** START **

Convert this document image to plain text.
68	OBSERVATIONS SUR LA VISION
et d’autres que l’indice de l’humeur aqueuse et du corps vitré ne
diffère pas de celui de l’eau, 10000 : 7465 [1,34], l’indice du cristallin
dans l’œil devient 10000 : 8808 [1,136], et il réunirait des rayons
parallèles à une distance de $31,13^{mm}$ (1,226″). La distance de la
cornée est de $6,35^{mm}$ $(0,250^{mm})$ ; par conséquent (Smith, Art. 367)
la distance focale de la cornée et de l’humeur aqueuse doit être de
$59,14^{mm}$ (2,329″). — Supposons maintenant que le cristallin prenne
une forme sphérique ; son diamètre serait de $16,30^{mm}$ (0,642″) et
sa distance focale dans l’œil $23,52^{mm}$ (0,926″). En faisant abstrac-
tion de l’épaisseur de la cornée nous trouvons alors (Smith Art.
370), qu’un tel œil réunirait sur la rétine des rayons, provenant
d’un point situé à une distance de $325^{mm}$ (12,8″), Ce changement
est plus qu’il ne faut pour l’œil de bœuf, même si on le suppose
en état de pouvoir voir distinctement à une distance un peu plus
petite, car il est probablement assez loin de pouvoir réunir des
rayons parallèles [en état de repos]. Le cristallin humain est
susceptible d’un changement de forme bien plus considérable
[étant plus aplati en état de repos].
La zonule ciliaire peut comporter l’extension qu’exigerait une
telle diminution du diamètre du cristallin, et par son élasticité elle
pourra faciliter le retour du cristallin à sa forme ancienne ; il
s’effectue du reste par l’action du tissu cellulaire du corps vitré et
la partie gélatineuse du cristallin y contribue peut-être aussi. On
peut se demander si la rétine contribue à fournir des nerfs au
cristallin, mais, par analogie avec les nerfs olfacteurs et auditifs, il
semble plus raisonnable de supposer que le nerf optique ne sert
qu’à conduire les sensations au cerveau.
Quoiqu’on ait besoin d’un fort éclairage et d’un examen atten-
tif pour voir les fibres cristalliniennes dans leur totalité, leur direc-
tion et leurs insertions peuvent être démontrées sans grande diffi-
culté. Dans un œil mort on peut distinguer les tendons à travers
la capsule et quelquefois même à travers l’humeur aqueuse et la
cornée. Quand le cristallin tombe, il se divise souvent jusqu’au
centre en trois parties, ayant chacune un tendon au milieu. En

** END **

**Exercise details:** Which lines hold the string "aqueuse"? List them all.

**Exercise answer:**
et d’autres que l’indice de l’humeur aqueuse et du corps vitré ne
la distance focale de la cornée et de l’humeur aqueuse doit être de
la capsule et quelquefois même à travers l’humeur aqueuse et la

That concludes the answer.